→ **TASK INSTRUCTIONS**
Select and reproduce each line of the listing below that bears the string "SOCC".

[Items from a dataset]
------------------------------------------------------------------------

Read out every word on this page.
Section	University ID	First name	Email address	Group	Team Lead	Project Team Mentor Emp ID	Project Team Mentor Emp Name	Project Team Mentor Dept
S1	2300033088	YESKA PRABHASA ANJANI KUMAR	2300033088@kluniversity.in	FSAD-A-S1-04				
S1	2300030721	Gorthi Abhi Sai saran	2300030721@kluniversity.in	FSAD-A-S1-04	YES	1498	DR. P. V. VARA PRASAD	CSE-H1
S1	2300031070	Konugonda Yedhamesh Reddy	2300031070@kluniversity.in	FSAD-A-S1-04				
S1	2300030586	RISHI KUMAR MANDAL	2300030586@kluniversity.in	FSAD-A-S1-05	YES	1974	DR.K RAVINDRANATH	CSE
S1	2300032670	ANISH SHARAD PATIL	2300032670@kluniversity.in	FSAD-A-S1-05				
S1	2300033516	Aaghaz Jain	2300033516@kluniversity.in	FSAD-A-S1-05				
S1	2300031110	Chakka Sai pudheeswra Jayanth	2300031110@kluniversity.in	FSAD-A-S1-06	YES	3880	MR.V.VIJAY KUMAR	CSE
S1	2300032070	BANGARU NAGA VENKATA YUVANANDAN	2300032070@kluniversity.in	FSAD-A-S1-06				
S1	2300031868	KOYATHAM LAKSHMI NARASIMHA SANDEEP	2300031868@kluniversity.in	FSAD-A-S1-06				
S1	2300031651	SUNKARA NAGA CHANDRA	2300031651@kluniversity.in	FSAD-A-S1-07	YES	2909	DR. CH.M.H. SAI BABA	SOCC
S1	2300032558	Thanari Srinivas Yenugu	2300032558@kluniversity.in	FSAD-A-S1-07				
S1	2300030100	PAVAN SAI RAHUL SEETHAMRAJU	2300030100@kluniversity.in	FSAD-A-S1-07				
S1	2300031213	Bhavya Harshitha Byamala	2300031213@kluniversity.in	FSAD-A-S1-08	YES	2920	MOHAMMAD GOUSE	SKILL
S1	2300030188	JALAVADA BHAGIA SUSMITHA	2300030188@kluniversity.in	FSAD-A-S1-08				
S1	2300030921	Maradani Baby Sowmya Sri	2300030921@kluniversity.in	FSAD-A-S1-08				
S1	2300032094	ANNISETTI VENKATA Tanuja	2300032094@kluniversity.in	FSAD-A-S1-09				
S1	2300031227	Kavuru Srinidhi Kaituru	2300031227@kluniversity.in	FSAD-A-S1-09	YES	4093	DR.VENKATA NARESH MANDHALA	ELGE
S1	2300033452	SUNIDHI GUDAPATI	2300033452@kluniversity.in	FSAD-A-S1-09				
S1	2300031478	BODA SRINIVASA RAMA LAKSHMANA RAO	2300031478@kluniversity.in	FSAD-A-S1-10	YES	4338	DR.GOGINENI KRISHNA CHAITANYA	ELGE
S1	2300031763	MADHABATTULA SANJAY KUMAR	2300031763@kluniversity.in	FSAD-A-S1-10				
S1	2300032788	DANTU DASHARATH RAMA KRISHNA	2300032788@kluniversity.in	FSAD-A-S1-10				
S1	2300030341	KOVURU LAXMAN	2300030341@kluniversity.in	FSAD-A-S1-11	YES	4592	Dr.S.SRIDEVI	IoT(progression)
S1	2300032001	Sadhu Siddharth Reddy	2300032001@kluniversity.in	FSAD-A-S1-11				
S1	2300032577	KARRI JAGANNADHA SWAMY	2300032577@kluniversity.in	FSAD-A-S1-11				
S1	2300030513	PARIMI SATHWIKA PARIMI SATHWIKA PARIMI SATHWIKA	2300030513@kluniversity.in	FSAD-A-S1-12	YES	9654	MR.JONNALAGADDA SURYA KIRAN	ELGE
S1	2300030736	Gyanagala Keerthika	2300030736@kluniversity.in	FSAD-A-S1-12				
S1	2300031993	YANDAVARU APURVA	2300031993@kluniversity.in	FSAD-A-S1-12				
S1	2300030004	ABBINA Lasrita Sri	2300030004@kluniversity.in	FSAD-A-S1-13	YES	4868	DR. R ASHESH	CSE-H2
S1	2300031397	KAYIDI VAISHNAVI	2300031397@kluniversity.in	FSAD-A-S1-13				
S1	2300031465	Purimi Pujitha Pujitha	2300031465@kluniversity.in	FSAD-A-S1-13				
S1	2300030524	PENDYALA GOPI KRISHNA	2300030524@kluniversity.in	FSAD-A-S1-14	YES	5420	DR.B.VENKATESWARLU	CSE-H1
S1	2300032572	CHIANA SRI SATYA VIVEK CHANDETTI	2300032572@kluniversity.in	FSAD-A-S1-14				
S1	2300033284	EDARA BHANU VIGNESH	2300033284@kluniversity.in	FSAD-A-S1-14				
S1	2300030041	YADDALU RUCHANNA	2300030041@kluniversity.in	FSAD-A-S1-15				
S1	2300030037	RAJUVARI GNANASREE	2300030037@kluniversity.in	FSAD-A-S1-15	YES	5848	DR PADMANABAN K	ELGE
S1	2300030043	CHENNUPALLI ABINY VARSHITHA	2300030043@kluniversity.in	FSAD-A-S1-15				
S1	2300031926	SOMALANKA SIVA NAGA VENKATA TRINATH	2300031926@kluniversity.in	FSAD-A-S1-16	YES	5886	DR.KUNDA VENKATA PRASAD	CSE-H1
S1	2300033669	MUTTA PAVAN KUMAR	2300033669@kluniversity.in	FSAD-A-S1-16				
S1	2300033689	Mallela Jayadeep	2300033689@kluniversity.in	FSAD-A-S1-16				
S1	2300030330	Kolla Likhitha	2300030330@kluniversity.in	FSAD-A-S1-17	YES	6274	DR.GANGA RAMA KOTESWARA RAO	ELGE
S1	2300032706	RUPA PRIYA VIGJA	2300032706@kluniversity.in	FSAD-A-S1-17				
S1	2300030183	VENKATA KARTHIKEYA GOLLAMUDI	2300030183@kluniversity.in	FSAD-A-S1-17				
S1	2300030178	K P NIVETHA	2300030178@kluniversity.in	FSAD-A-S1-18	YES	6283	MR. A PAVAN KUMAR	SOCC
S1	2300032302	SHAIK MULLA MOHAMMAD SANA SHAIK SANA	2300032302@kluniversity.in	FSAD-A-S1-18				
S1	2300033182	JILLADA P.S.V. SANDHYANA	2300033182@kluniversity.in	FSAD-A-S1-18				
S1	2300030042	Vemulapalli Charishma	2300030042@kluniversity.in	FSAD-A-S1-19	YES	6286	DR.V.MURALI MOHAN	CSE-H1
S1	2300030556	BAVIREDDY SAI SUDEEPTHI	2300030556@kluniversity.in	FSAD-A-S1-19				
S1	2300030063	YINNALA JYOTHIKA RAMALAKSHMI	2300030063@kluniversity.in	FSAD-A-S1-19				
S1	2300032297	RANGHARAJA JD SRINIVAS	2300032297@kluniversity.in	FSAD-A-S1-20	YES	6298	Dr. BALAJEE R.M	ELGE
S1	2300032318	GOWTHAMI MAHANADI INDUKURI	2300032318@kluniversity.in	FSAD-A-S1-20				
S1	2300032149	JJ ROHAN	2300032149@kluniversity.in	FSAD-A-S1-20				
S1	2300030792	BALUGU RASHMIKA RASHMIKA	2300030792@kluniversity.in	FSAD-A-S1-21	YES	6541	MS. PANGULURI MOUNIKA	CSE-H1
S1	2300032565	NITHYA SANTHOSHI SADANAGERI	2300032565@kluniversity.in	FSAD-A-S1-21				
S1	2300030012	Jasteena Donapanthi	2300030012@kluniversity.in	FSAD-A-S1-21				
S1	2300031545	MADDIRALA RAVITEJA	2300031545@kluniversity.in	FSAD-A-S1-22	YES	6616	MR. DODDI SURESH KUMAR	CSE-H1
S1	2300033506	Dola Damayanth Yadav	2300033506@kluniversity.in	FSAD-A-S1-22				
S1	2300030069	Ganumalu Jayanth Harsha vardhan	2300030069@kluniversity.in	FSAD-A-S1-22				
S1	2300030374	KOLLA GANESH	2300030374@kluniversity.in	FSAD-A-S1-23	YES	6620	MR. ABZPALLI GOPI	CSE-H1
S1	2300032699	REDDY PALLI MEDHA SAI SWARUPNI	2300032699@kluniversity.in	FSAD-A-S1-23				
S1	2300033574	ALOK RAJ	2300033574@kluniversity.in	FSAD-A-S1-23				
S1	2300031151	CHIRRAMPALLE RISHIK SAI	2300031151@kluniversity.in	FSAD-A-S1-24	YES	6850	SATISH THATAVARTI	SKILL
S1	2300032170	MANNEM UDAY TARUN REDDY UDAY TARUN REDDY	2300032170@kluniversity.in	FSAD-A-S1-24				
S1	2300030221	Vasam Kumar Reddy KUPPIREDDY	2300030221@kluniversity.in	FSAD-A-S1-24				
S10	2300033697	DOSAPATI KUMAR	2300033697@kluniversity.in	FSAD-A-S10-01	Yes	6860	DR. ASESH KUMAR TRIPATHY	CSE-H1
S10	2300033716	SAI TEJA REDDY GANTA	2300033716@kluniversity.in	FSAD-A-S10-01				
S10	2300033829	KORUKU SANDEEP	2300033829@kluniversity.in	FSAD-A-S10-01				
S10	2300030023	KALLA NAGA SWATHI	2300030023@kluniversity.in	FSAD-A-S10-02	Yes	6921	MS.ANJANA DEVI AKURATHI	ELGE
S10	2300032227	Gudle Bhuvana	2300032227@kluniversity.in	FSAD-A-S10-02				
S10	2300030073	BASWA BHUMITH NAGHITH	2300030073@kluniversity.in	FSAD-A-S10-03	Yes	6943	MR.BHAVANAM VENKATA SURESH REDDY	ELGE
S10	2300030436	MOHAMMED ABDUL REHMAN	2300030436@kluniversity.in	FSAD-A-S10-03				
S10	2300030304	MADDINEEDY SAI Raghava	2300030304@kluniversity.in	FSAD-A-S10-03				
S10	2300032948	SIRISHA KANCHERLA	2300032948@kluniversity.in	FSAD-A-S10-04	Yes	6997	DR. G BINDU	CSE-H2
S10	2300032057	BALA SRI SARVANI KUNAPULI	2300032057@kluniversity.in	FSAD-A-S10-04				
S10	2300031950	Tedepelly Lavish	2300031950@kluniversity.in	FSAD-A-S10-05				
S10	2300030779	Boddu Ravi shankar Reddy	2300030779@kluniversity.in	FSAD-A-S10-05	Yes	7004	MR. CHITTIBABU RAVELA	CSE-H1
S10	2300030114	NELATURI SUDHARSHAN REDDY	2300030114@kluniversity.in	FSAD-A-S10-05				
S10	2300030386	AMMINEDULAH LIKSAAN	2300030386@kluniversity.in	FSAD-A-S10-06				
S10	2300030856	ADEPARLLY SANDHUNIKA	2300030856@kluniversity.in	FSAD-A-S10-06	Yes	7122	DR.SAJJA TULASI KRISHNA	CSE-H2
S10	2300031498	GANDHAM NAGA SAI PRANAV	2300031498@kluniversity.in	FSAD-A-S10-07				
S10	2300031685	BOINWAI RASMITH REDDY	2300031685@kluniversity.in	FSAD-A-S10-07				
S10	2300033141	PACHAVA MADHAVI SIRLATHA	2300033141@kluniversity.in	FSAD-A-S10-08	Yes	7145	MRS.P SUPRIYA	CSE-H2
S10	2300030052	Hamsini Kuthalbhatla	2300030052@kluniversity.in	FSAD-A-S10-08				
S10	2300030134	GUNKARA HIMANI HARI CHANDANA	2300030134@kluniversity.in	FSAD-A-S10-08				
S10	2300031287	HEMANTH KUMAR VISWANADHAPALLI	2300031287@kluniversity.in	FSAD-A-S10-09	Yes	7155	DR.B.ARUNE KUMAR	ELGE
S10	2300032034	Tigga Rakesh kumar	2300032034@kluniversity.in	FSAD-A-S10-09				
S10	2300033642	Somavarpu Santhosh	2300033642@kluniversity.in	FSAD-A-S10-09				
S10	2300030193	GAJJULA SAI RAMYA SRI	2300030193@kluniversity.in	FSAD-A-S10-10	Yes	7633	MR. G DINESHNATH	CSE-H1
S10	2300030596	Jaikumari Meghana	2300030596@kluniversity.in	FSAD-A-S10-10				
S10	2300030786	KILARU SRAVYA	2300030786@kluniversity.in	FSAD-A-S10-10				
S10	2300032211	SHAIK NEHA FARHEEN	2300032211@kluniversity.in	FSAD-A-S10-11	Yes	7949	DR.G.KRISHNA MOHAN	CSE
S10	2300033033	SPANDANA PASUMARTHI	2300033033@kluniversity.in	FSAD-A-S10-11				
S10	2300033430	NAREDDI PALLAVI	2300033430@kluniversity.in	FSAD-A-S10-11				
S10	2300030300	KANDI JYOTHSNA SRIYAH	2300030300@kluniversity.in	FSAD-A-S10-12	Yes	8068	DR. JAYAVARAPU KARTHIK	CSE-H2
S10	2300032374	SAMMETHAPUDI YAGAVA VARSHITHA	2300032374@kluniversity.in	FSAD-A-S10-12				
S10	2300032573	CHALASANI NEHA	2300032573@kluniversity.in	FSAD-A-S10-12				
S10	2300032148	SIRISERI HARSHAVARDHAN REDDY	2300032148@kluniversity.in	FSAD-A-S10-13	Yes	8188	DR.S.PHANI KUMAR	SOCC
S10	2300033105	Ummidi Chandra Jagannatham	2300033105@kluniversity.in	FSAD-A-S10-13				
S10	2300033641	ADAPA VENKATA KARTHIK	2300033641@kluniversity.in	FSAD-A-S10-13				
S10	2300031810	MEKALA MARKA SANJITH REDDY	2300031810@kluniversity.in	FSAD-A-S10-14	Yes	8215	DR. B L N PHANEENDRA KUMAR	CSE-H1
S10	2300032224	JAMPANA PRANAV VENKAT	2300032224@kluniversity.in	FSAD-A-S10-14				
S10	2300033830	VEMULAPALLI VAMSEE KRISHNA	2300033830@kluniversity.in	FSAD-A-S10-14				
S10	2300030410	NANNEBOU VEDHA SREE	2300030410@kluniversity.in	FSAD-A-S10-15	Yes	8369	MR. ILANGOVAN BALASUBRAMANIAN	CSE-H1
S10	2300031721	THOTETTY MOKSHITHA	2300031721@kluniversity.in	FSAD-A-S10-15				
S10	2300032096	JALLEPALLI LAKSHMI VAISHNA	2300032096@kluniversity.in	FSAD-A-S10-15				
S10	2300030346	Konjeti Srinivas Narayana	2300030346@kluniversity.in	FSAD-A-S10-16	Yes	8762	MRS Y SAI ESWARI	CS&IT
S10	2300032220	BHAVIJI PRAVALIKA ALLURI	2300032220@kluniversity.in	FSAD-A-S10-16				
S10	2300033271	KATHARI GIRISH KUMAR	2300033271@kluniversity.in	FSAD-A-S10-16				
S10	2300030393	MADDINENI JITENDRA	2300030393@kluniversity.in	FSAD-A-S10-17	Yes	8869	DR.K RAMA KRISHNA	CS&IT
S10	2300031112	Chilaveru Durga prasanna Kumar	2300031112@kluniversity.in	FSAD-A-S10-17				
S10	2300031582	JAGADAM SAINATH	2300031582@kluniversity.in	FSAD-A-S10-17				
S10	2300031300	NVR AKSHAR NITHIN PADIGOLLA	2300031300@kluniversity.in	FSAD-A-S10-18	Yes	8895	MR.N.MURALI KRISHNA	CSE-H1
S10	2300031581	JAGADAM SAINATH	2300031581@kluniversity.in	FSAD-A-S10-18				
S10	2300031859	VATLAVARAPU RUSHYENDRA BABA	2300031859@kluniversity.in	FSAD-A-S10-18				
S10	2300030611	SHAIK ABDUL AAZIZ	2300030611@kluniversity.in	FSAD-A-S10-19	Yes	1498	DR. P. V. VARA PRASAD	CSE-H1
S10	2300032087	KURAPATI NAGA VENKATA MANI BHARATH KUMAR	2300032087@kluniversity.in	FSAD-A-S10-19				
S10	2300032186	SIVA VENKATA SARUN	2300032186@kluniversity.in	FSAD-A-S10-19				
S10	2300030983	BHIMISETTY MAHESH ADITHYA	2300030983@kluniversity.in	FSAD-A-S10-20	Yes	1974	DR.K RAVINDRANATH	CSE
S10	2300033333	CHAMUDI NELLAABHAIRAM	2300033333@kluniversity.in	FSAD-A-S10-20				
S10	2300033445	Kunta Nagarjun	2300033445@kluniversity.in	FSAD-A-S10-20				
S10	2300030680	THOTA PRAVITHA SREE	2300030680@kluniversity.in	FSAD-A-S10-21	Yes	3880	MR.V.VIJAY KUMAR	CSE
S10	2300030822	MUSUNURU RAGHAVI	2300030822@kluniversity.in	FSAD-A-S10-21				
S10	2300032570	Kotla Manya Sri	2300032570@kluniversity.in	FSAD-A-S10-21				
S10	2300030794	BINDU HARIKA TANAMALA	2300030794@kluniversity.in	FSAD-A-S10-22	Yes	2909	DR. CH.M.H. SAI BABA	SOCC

------------------------------------------------------------------------

→ **EXPECTED ANSWER**
S1	2300031651	SUNKARA NAGA CHANDRA	2300031651@kluniversity.in	FSAD-A-S1-07	YES	2909	DR. CH.M.H. SAI BABA	SOCC
S1	2300030178	K P NIVETHA	2300030178@kluniversity.in	FSAD-A-S1-18	YES	6283	MR. A PAVAN KUMAR	SOCC
S10	2300032148	SIRISERI HARSHAVARDHAN REDDY	2300032148@kluniversity.in	FSAD-A-S10-13	Yes	8188	DR.S.PHANI KUMAR	SOCC
S10	2300030794	BINDU HARIKA TANAMALA	2300030794@kluniversity.in	FSAD-A-S10-22	Yes	2909	DR. CH.M.H. SAI BABA	SOCC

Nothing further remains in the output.